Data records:
####

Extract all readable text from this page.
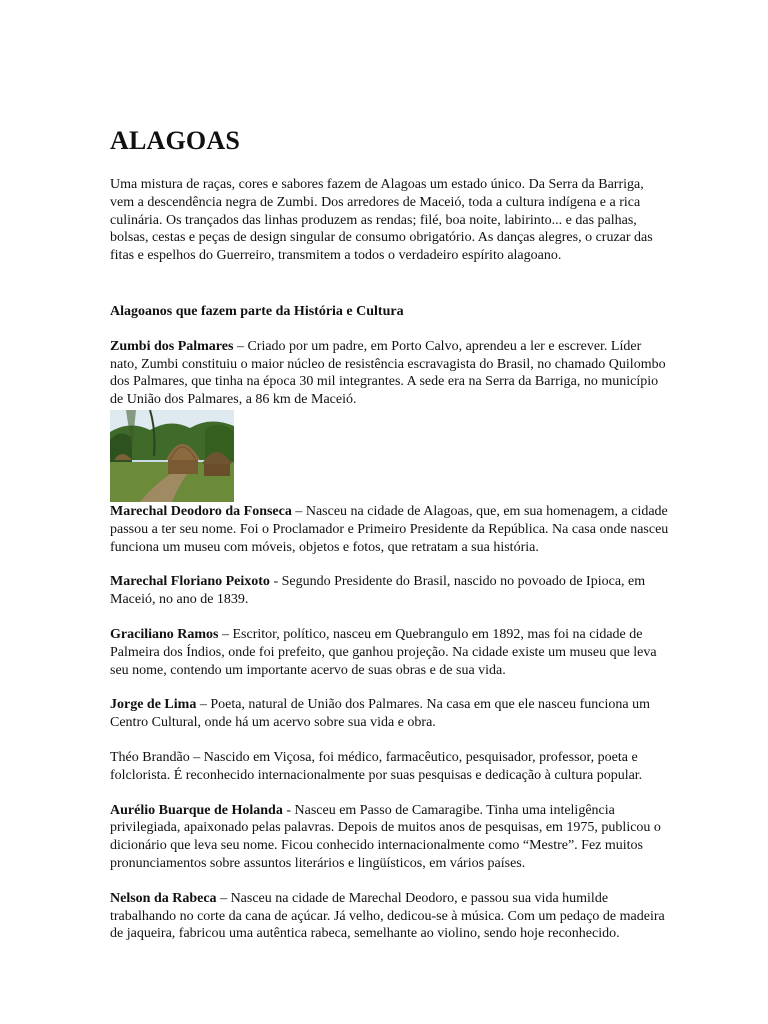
ALAGOAS

Uma mistura de raças, cores e sabores fazem de Alagoas um estado único. Da Serra da Barriga, vem a descendência negra de Zumbi. Dos arredores de Maceió, toda a cultura indígena e a rica culinária. Os trançados das linhas produzem as rendas; filé, boa noite, labirinto... e das palhas, bolsas, cestas e peças de design singular de consumo obrigatório. As danças alegres, o cruzar das fitas e espelhos do Guerreiro, transmitem a todos o verdadeiro espírito alagoano.

Alagoanos que fazem parte da História e Cultura

Zumbi dos Palmares – Criado por um padre, em Porto Calvo, aprendeu a ler e escrever. Líder nato, Zumbi constituiu o maior núcleo de resistência escravagista do Brasil, no chamado Quilombo dos Palmares, que tinha na época 30 mil integrantes. A sede era na Serra da Barriga, no município de União dos Palmares, a 86 km de Maceió.

Marechal Deodoro da Fonseca – Nasceu na cidade de Alagoas, que, em sua homenagem, a cidade passou a ter seu nome. Foi o Proclamador e Primeiro Presidente da República. Na casa onde nasceu funciona um museu com móveis, objetos e fotos, que retratam a sua história.

Marechal Floriano Peixoto - Segundo Presidente do Brasil, nascido no povoado de Ipioca, em Maceió, no ano de 1839.

Graciliano Ramos – Escritor, político, nasceu em Quebrangulo em 1892, mas foi na cidade de Palmeira dos Índios, onde foi prefeito, que ganhou projeção. Na cidade existe um museu que leva seu nome, contendo um importante acervo de suas obras e de sua vida.

Jorge de Lima – Poeta, natural de União dos Palmares. Na casa em que ele nasceu funciona um Centro Cultural, onde há um acervo sobre sua vida e obra.

Théo Brandão – Nascido em Viçosa, foi médico, farmacêutico, pesquisador, professor, poeta e folclorista. É reconhecido internacionalmente por suas pesquisas e dedicação à cultura popular.

Aurélio Buarque de Holanda - Nasceu em Passo de Camaragibe. Tinha uma inteligência privilegiada, apaixonado pelas palavras. Depois de muitos anos de pesquisas, em 1975, publicou o dicionário que leva seu nome. Ficou conhecido internacionalmente como “Mestre”. Fez muitos pronunciamentos sobre assuntos literários e lingüísticos, em vários países.

Nelson da Rabeca – Nasceu na cidade de Marechal Deodoro, e passou sua vida humilde trabalhando no corte da cana de açúcar. Já velho, dedicou-se à música. Com um pedaço de madeira de jaqueira, fabricou uma autêntica rabeca, semelhante ao violino, sendo hoje reconhecido.
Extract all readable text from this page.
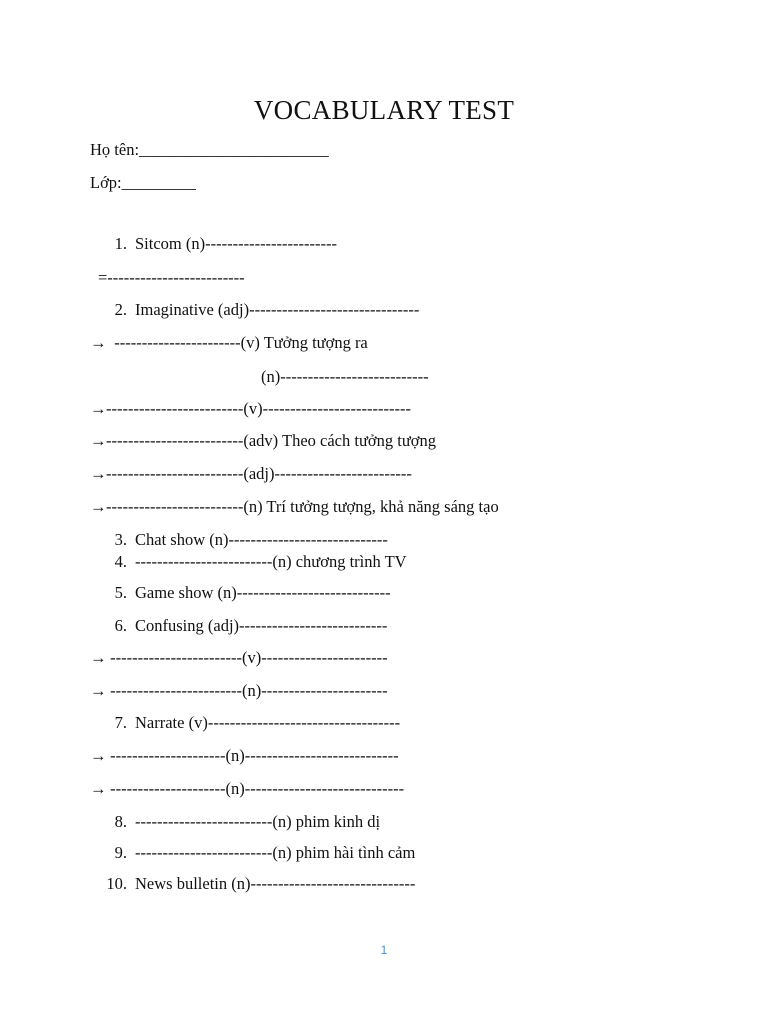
VOCABULARY TEST
Họ tên:_______________________
Lớp:_________
1. Sitcom (n)------------------------
=-------------------------
2. Imaginative (adj)-------------------------------
→  -----------------------(v) Tưởng tượng ra
(n)---------------------------
→-------------------------(v)---------------------------
→-------------------------(adv) Theo cách tưởng tượng
→-------------------------(adj)-------------------------
→-------------------------(n) Trí tưởng tượng, khả năng sáng tạo
3. Chat show (n)-----------------------------
4. -------------------------(n) chương trình TV
5. Game show (n)----------------------------
6. Confusing (adj)---------------------------
→ ------------------------(v)-----------------------
→ ------------------------(n)-----------------------
7. Narrate (v)-----------------------------------
→ ---------------------(n)----------------------------
→ ---------------------(n)-----------------------------
8. -------------------------(n) phim kinh dị
9. -------------------------(n) phim hài tình cảm
10. News bulletin (n)------------------------------
1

####

> **WORK TO BE COMPLETED**
Output a faithful copy of the data, with each picture left out.

> **RESULT BELOW**
Extract all readable text from this page.
ALAGOAS

Uma mistura de raças, cores e sabores fazem de Alagoas um estado único. Da Serra da Barriga, vem a descendência negra de Zumbi. Dos arredores de Maceió, toda a cultura indígena e a rica culinária. Os trançados das linhas produzem as rendas; filé, boa noite, labirinto... e das palhas, bolsas, cestas e peças de design singular de consumo obrigatório. As danças alegres, o cruzar das fitas e espelhos do Guerreiro, transmitem a todos o verdadeiro espírito alagoano.

Alagoanos que fazem parte da História e Cultura

Zumbi dos Palmares – Criado por um padre, em Porto Calvo, aprendeu a ler e escrever. Líder nato, Zumbi constituiu o maior núcleo de resistência escravagista do Brasil, no chamado Quilombo dos Palmares, que tinha na época 30 mil integrantes. A sede era na Serra da Barriga, no município de União dos Palmares, a 86 km de Maceió.

Marechal Deodoro da Fonseca – Nasceu na cidade de Alagoas, que, em sua homenagem, a cidade passou a ter seu nome. Foi o Proclamador e Primeiro Presidente da República. Na casa onde nasceu funciona um museu com móveis, objetos e fotos, que retratam a sua história.

Marechal Floriano Peixoto - Segundo Presidente do Brasil, nascido no povoado de Ipioca, em Maceió, no ano de 1839.

Graciliano Ramos – Escritor, político, nasceu em Quebrangulo em 1892, mas foi na cidade de Palmeira dos Índios, onde foi prefeito, que ganhou projeção. Na cidade existe um museu que leva seu nome, contendo um importante acervo de suas obras e de sua vida.

Jorge de Lima – Poeta, natural de União dos Palmares. Na casa em que ele nasceu funciona um Centro Cultural, onde há um acervo sobre sua vida e obra.

Théo Brandão – Nascido em Viçosa, foi médico, farmacêutico, pesquisador, professor, poeta e folclorista. É reconhecido internacionalmente por suas pesquisas e dedicação à cultura popular.

Aurélio Buarque de Holanda - Nasceu em Passo de Camaragibe. Tinha uma inteligência privilegiada, apaixonado pelas palavras. Depois de muitos anos de pesquisas, em 1975, publicou o dicionário que leva seu nome. Ficou conhecido internacionalmente como “Mestre”. Fez muitos pronunciamentos sobre assuntos literários e lingüísticos, em vários países.

Nelson da Rabeca – Nasceu na cidade de Marechal Deodoro, e passou sua vida humilde trabalhando no corte da cana de açúcar. Já velho, dedicou-se à música. Com um pedaço de madeira de jaqueira, fabricou uma autêntica rabeca, semelhante ao violino, sendo hoje reconhecido.
Extract all readable text from this page.
VOCABULARY TEST
Họ tên:_______________________
Lớp:_________
1. Sitcom (n)------------------------
=-------------------------
2. Imaginative (adj)-------------------------------
→  -----------------------(v) Tưởng tượng ra
(n)---------------------------
→-------------------------(v)---------------------------
→-------------------------(adv) Theo cách tưởng tượng
→-------------------------(adj)-------------------------
→-------------------------(n) Trí tưởng tượng, khả năng sáng tạo
3. Chat show (n)-----------------------------
4. -------------------------(n) chương trình TV
5. Game show (n)----------------------------
6. Confusing (adj)---------------------------
→ ------------------------(v)-----------------------
→ ------------------------(n)-----------------------
7. Narrate (v)-----------------------------------
→ ---------------------(n)----------------------------
→ ---------------------(n)-----------------------------
8. -------------------------(n) phim kinh dị
9. -------------------------(n) phim hài tình cảm
10. News bulletin (n)------------------------------
1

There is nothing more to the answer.